::: Extracted information

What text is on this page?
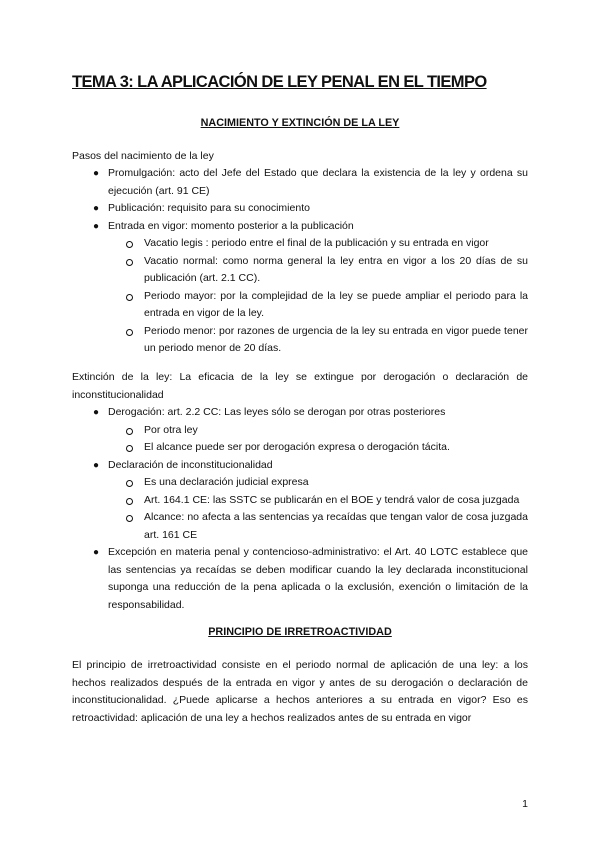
TEMA 3: LA APLICACIÓN DE LEY PENAL EN EL TIEMPO
NACIMIENTO Y EXTINCIÓN DE LA LEY

Pasos del nacimiento de la ley

● Promulgación: acto del Jefe del Estado que declara la existencia de la ley y ordena su ejecución (art. 91 CE)
● Publicación: requisito para su conocimiento
● Entrada en vigor: momento posterior a la publicación
Vacatio legis : periodo entre el final de la publicación y su entrada en vigor
Vacatio normal: como norma general la ley entra en vigor a los 20 días de su publicación (art. 2.1 CC).
Periodo mayor: por la complejidad de la ley se puede ampliar el periodo para la entrada en vigor de la ley.
Periodo menor: por razones de urgencia de la ley su entrada en vigor puede tener un periodo menor de 20 días.

Extinción de la ley: La eficacia de la ley se extingue por derogación o declaración de inconstitucionalidad

● Derogación: art. 2.2 CC: Las leyes sólo se derogan por otras posteriores
Por otra ley
El alcance puede ser por derogación expresa o derogación tácita.
● Declaración de inconstitucionalidad
Es una declaración judicial expresa
Art. 164.1 CE: las SSTC se publicarán en el BOE y tendrá valor de cosa juzgada
Alcance: no afecta a las sentencias ya recaídas que tengan valor de cosa juzgada art. 161 CE
● Excepción en materia penal y contencioso-administrativo: el Art. 40 LOTC establece que las sentencias ya recaídas se deben modificar cuando la ley declarada inconstitucional suponga una reducción de la pena aplicada o la exclusión, exención o limitación de la responsabilidad.
PRINCIPIO DE IRRETROACTIVIDAD

El principio de irretroactividad consiste en el periodo normal de aplicación de una ley: a los hechos realizados después de la entrada en vigor y antes de su derogación o declaración de inconstitucionalidad. ¿Puede aplicarse a hechos anteriores a su entrada en vigor? Eso es retroactividad: aplicación de una ley a hechos realizados antes de su entrada en vigor

1
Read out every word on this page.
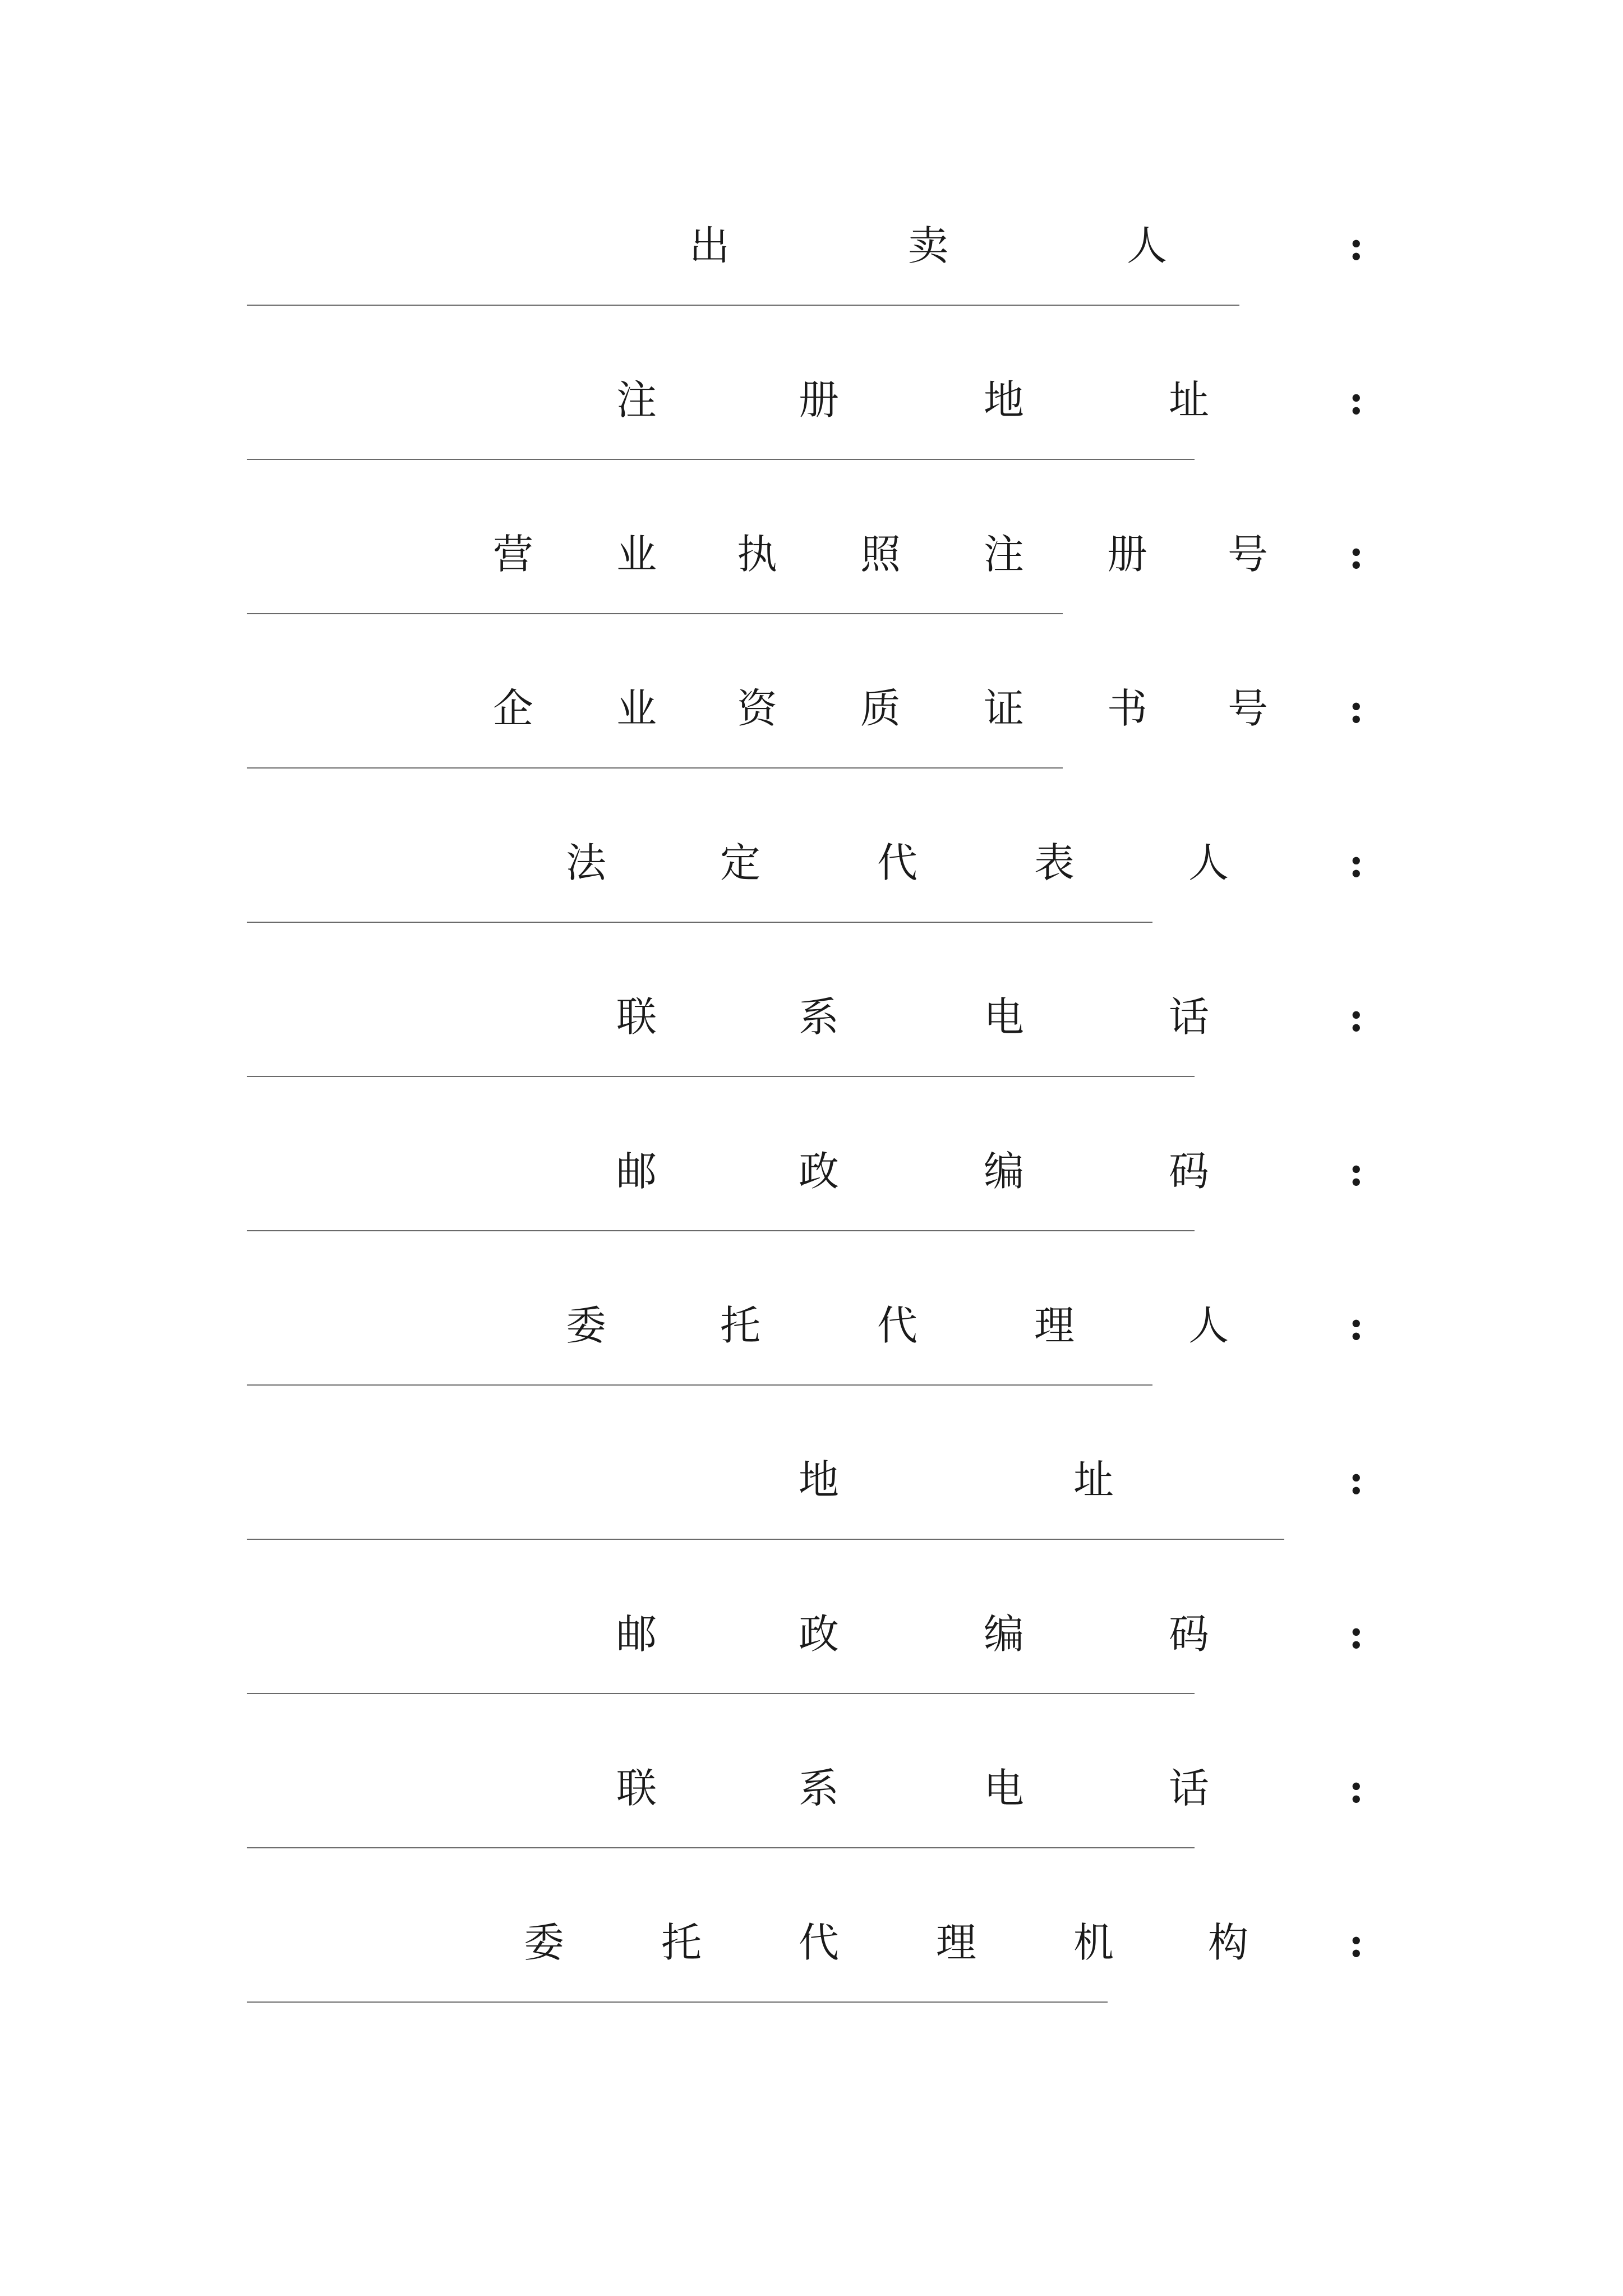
出	卖	人	:
注	册	地	址	:
营 业 执 照 注 册 号 :
企 业 资 质 证 书 号 :
法	定	代	表	人	:
联	系	电	话	:
邮	政	编	码	:
委	托	代	理	人	:
地	址	:
邮	政	编	码	:
联	系	电	话	:
委 托 代 理 机 构 :
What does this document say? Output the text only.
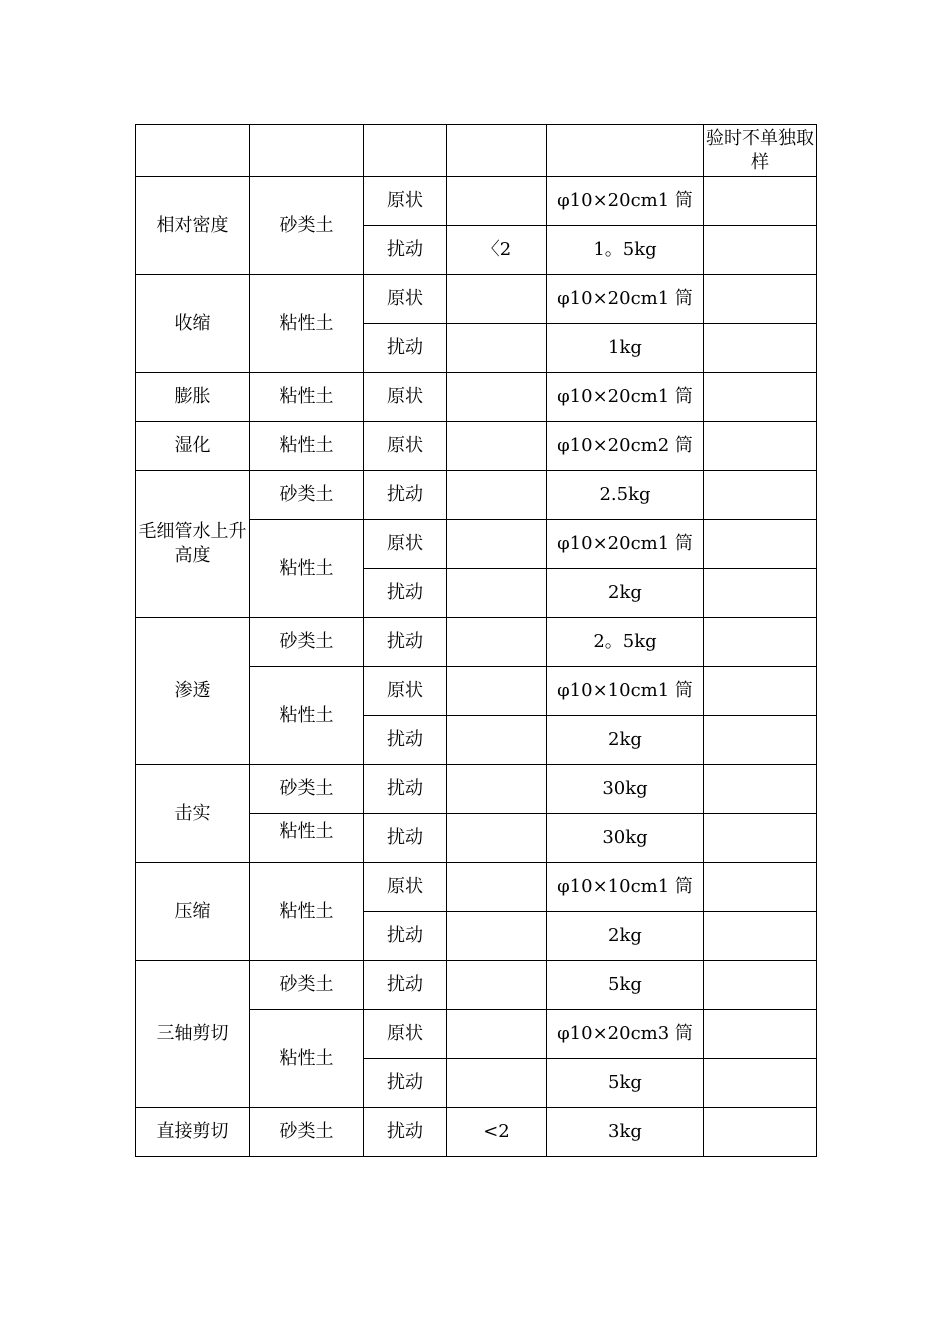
					验时不单独取样
相对密度	砂类土	原状		φ10×20cm1 筒	
		扰动	〈2	1。5kg	
收缩	粘性土	原状		φ10×20cm1 筒	
		扰动		1kg	
膨胀	粘性土	原状		φ10×20cm1 筒	
湿化	粘性土	原状		φ10×20cm2 筒	
毛细管水上升高度	砂类土	扰动		2.5kg	
	粘性土	原状		φ10×20cm1 筒	
		扰动		2kg	
渗透	砂类土	扰动		2。5kg	
	粘性土	原状		φ10×10cm1 筒	
		扰动		2kg	
击实	砂类土	扰动		30kg	
	粘性土	扰动		30kg	
压缩	粘性土	原状		φ10×10cm1 筒	
		扰动		2kg	
三轴剪切	砂类土	扰动		5kg	
	粘性土	原状		φ10×20cm3 筒	
		扰动		5kg	
直接剪切	砂类土	扰动	<2	3kg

::::::

— Stated task —
Reproduce word for word the lines running from the line with "Read out every word on this page." through the end of the data, both included, and nothing else; leave out the pictures.

— Task response —
Read out every word on this page.
出	卖	人	:
注	册	地	址	:
营 业 执 照 注 册 号 :
企 业 资 质 证 书 号 :
法	定	代	表	人	:
联	系	电	话	:
邮	政	编	码	:
委	托	代	理	人	:
地	址	:
邮	政	编	码	:
联	系	电	话	:
委 托 代 理 机 构 :
What does this document say? Output the text only.
					验时不单独取样
相对密度	砂类土	原状		φ10×20cm1 筒	
		扰动	〈2	1。5kg	
收缩	粘性土	原状		φ10×20cm1 筒	
		扰动		1kg	
膨胀	粘性土	原状		φ10×20cm1 筒	
湿化	粘性土	原状		φ10×20cm2 筒	
毛细管水上升高度	砂类土	扰动		2.5kg	
	粘性土	原状		φ10×20cm1 筒	
		扰动		2kg	
渗透	砂类土	扰动		2。5kg	
	粘性土	原状		φ10×10cm1 筒	
		扰动		2kg	
击实	砂类土	扰动		30kg	
	粘性土	扰动		30kg	
压缩	粘性土	原状		φ10×10cm1 筒	
		扰动		2kg	
三轴剪切	砂类土	扰动		5kg	
	粘性土	原状		φ10×20cm3 筒	
		扰动		5kg	
直接剪切	砂类土	扰动	<2	3kg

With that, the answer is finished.